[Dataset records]
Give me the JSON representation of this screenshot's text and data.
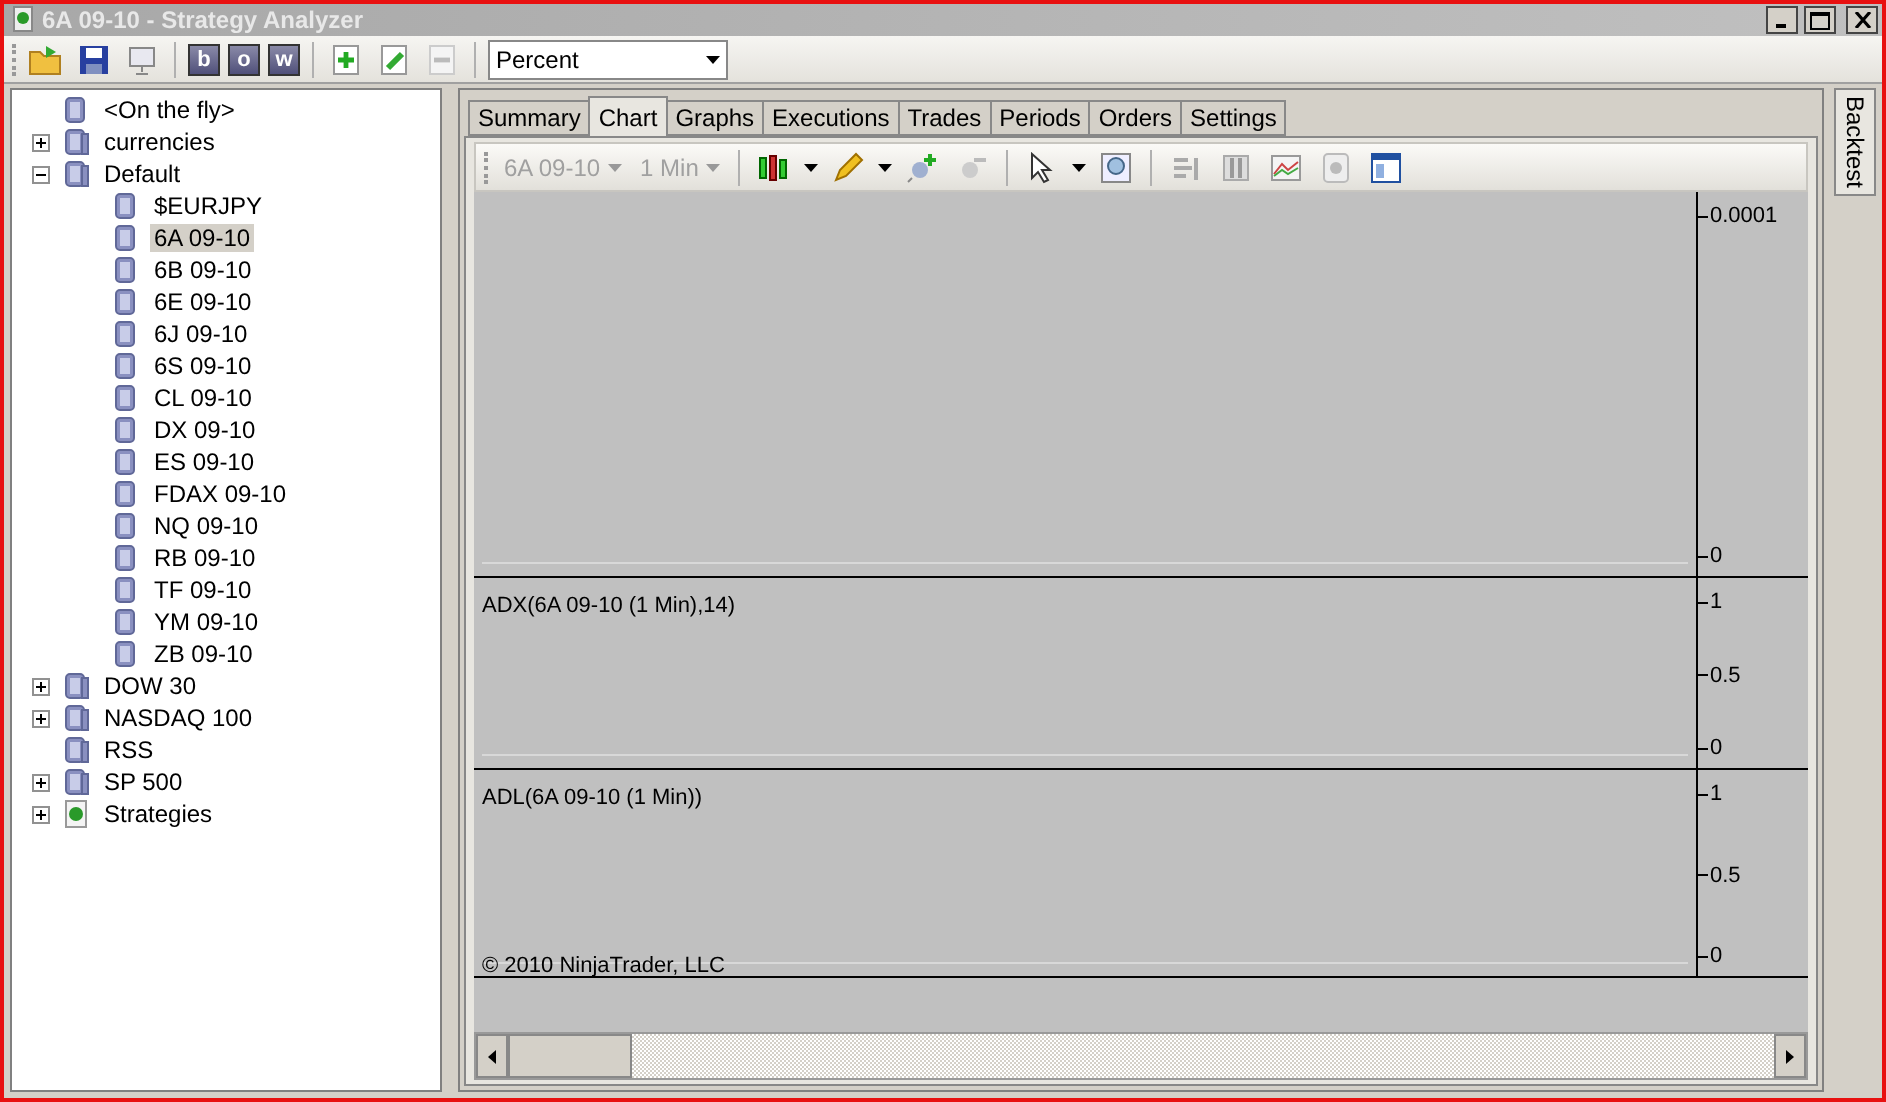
{
  "window": {
    "title": "6A 09-10 - Strategy Analyzer"
  },
  "toolbar": {
    "letter_buttons": [
      "b",
      "o",
      "w"
    ],
    "display_unit": "Percent"
  },
  "tree": [
    {
      "label": "<On the fly>",
      "kind": "list"
    },
    {
      "label": "currencies",
      "kind": "folder",
      "expanded": false
    },
    {
      "label": "Default",
      "kind": "folder",
      "expanded": true,
      "children": [
        {
          "label": "$EURJPY",
          "selected": false
        },
        {
          "label": "6A 09-10",
          "selected": true
        },
        {
          "label": "6B 09-10",
          "selected": false
        },
        {
          "label": "6E 09-10",
          "selected": false
        },
        {
          "label": "6J 09-10",
          "selected": false
        },
        {
          "label": "6S 09-10",
          "selected": false
        },
        {
          "label": "CL 09-10",
          "selected": false
        },
        {
          "label": "DX 09-10",
          "selected": false
        },
        {
          "label": "ES 09-10",
          "selected": false
        },
        {
          "label": "FDAX 09-10",
          "selected": false
        },
        {
          "label": "NQ 09-10",
          "selected": false
        },
        {
          "label": "RB 09-10",
          "selected": false
        },
        {
          "label": "TF 09-10",
          "selected": false
        },
        {
          "label": "YM 09-10",
          "selected": false
        },
        {
          "label": "ZB 09-10",
          "selected": false
        }
      ]
    },
    {
      "label": "DOW 30",
      "kind": "folder",
      "expanded": false
    },
    {
      "label": "NASDAQ 100",
      "kind": "folder",
      "expanded": false
    },
    {
      "label": "RSS",
      "kind": "folder"
    },
    {
      "label": "SP 500",
      "kind": "folder",
      "expanded": false
    },
    {
      "label": "Strategies",
      "kind": "strategies",
      "expanded": false
    }
  ],
  "tabs": [
    {
      "label": "Summary",
      "selected": false
    },
    {
      "label": "Chart",
      "selected": true
    },
    {
      "label": "Graphs",
      "selected": false
    },
    {
      "label": "Executions",
      "selected": false
    },
    {
      "label": "Trades",
      "selected": false
    },
    {
      "label": "Periods",
      "selected": false
    },
    {
      "label": "Orders",
      "selected": false
    },
    {
      "label": "Settings",
      "selected": false
    }
  ],
  "chart_toolbar": {
    "instrument": "6A 09-10",
    "interval": "1 Min",
    "disabled": true
  },
  "panels": [
    {
      "ticks": [
        "0.0001",
        "0"
      ]
    },
    {
      "title": "ADX(6A 09-10 (1 Min),14)",
      "ticks": [
        "1",
        "0.5",
        "0"
      ]
    },
    {
      "title": "ADL(6A 09-10 (1 Min))",
      "ticks": [
        "1",
        "0.5",
        "0"
      ]
    }
  ],
  "copyright": "© 2010 NinjaTrader, LLC",
  "side_tab": {
    "label": "Backtest"
  }
}
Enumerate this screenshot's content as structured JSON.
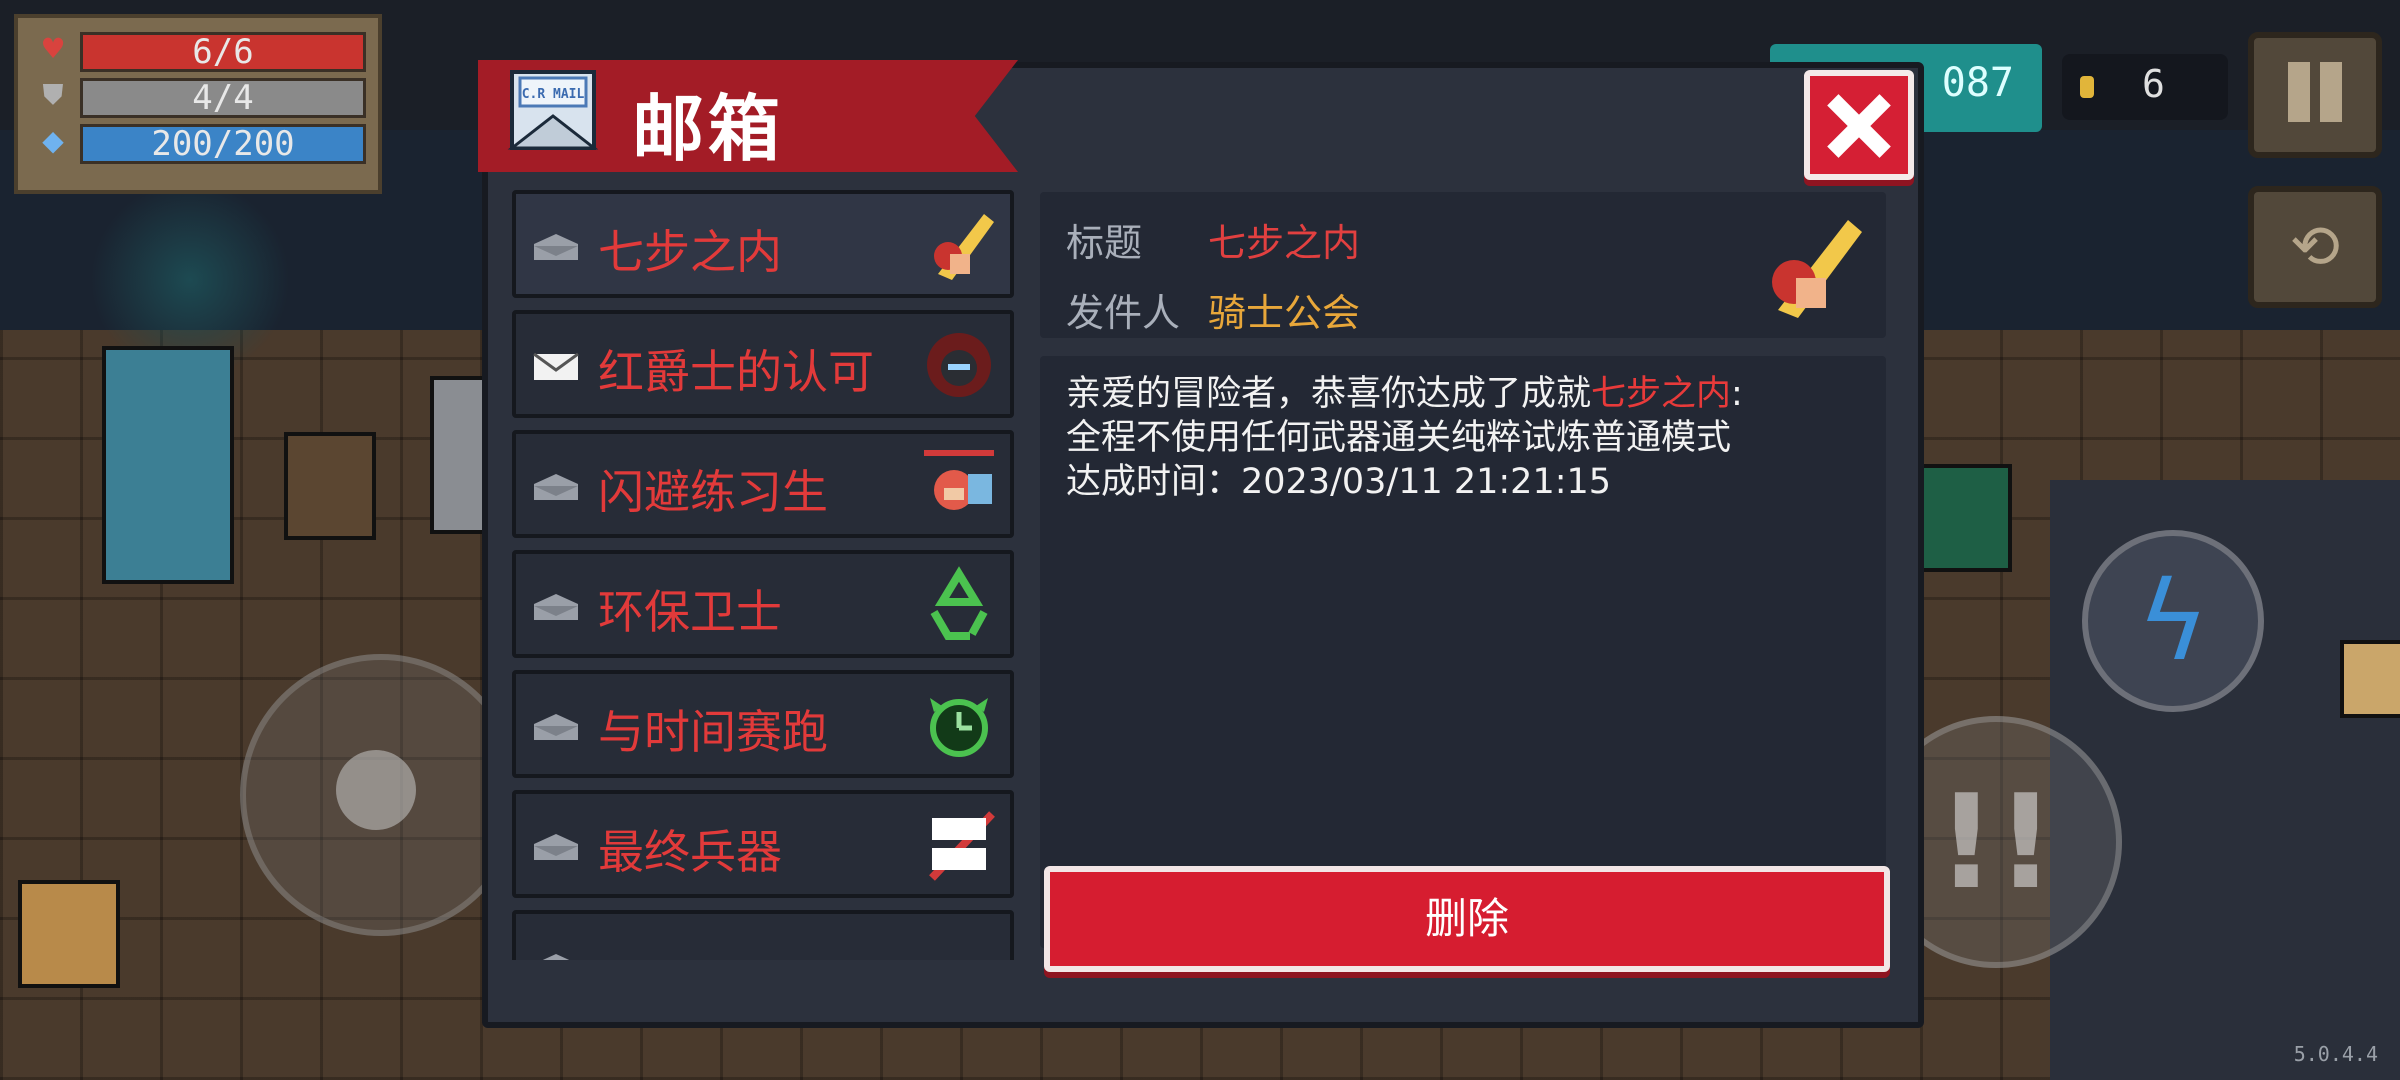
{
  "hud": {
    "hp": "6/6",
    "armor": "4/4",
    "energy": "200/200",
    "gems": "087",
    "coins": "6"
  },
  "dialog": {
    "title": "邮箱",
    "mail_icon_text": "C.R MAIL"
  },
  "mail_list": [
    {
      "label": "七步之内",
      "icon": "sword-burst-icon",
      "opened": true
    },
    {
      "label": "红爵士的认可",
      "icon": "red-knight-helmet-icon",
      "opened": false
    },
    {
      "label": "闪避练习生",
      "icon": "dodge-character-icon",
      "opened": true
    },
    {
      "label": "环保卫士",
      "icon": "recycle-icon",
      "opened": true
    },
    {
      "label": "与时间赛跑",
      "icon": "clock-icon",
      "opened": true
    },
    {
      "label": "最终兵器",
      "icon": "final-weapon-icon",
      "opened": true
    }
  ],
  "detail": {
    "title_label": "标题",
    "title_value": "七步之内",
    "sender_label": "发件人",
    "sender_value": "骑士公会",
    "body_prefix": "亲爱的冒险者，恭喜你达成了成就",
    "body_highlight": "七步之内",
    "body_colon": ":",
    "body_line2": "全程不使用任何武器通关纯粹试炼普通模式",
    "body_line3": "达成时间：2023/03/11 21:21:15"
  },
  "buttons": {
    "delete": "删除"
  },
  "version": "5.0.4.4",
  "colors": {
    "accent_red": "#d61d30",
    "text_red": "#e23a3a",
    "sender_gold": "#e8a73a"
  }
}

» **GOAL OF THE EXERCISE**
Output an exact copy of the lines from the one with "Enumerate this screenshot's" through the closing line of the records, inclusive, without any images.

» **COMPLETED EXERCISE**
Enumerate this screenshot's content as structured JSON.
{
  "hud": {
    "hp": "6/6",
    "armor": "4/4",
    "energy": "200/200",
    "gems": "087",
    "coins": "6"
  },
  "dialog": {
    "title": "邮箱",
    "mail_icon_text": "C.R MAIL"
  },
  "mail_list": [
    {
      "label": "七步之内",
      "icon": "sword-burst-icon",
      "opened": true
    },
    {
      "label": "红爵士的认可",
      "icon": "red-knight-helmet-icon",
      "opened": false
    },
    {
      "label": "闪避练习生",
      "icon": "dodge-character-icon",
      "opened": true
    },
    {
      "label": "环保卫士",
      "icon": "recycle-icon",
      "opened": true
    },
    {
      "label": "与时间赛跑",
      "icon": "clock-icon",
      "opened": true
    },
    {
      "label": "最终兵器",
      "icon": "final-weapon-icon",
      "opened": true
    }
  ],
  "detail": {
    "title_label": "标题",
    "title_value": "七步之内",
    "sender_label": "发件人",
    "sender_value": "骑士公会",
    "body_prefix": "亲爱的冒险者，恭喜你达成了成就",
    "body_highlight": "七步之内",
    "body_colon": ":",
    "body_line2": "全程不使用任何武器通关纯粹试炼普通模式",
    "body_line3": "达成时间：2023/03/11 21:21:15"
  },
  "buttons": {
    "delete": "删除"
  },
  "version": "5.0.4.4",
  "colors": {
    "accent_red": "#d61d30",
    "text_red": "#e23a3a",
    "sender_gold": "#e8a73a"
  }
}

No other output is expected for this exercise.